Locate the lines where "Peak" occurs and copy them as they stand.
--- start of Provided data ---
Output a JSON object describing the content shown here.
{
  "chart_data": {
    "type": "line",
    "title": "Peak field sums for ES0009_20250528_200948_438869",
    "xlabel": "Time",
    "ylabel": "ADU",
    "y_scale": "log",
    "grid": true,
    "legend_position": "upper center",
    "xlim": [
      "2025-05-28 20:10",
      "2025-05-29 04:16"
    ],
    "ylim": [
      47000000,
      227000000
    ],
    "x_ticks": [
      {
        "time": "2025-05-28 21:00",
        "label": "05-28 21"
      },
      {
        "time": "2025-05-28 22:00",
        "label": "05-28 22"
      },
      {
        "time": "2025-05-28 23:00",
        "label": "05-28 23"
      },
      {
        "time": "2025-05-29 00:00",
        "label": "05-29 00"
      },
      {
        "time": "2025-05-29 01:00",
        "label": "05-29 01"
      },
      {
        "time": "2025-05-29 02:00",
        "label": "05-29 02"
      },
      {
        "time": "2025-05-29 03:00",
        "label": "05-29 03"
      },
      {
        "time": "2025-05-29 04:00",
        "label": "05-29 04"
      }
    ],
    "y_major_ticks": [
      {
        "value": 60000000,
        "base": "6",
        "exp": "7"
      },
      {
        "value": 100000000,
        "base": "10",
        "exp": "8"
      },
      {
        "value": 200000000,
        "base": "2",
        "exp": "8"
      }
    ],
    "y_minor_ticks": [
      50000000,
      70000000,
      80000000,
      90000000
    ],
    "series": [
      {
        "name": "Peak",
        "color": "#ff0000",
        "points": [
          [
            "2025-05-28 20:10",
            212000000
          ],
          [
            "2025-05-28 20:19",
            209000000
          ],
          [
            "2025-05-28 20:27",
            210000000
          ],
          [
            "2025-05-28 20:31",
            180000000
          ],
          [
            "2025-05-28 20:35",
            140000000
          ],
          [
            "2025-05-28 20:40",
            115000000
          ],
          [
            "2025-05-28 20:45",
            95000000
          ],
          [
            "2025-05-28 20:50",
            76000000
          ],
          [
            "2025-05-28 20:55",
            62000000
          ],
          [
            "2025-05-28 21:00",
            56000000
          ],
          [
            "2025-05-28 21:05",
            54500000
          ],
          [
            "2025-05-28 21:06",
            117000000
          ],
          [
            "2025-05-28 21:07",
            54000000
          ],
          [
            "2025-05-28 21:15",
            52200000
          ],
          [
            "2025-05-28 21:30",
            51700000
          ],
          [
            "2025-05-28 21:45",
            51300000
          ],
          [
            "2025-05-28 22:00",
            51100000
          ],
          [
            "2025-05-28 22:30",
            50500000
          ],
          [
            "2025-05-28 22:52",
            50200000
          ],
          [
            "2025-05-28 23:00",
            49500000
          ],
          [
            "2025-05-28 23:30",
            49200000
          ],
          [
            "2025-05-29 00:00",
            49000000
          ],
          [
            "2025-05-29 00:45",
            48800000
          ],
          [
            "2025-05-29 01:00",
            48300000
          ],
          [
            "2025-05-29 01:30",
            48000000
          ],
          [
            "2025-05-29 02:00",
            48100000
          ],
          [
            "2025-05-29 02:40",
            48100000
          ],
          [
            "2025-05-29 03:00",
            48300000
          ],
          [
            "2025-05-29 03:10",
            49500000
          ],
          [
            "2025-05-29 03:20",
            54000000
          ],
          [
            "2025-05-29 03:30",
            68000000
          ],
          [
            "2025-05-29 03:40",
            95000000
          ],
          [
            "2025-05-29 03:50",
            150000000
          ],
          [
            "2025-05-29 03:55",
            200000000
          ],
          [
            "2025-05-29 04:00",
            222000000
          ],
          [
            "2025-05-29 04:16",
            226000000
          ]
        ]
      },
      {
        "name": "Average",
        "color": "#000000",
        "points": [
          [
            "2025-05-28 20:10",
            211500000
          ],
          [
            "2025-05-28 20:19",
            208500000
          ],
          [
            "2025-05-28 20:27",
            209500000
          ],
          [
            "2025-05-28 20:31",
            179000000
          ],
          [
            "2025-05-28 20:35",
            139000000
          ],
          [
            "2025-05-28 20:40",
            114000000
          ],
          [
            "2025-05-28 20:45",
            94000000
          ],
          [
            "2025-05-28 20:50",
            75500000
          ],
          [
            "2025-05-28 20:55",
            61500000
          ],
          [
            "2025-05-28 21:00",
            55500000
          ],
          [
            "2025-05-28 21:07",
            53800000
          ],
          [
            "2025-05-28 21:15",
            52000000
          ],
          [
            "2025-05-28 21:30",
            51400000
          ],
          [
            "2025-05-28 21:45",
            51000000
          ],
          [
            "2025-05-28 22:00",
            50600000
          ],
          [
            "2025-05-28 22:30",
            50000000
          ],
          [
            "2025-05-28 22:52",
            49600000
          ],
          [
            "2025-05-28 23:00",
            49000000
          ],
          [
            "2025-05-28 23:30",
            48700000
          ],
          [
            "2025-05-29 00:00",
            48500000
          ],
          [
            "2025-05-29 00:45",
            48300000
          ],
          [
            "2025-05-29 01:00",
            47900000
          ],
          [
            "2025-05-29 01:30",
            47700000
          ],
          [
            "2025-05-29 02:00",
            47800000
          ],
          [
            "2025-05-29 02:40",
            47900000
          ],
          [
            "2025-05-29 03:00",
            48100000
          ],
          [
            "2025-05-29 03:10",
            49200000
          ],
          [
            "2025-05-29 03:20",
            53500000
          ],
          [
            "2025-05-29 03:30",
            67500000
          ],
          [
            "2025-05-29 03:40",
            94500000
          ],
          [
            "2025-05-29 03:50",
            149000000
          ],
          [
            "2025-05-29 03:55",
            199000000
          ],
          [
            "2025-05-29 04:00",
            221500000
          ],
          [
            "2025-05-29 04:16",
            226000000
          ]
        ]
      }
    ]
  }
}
--- end of Provided data ---
Answer to this task:
    "title": "Peak field sums for ES0009_20250528_200948_438869",
        "name": "Peak",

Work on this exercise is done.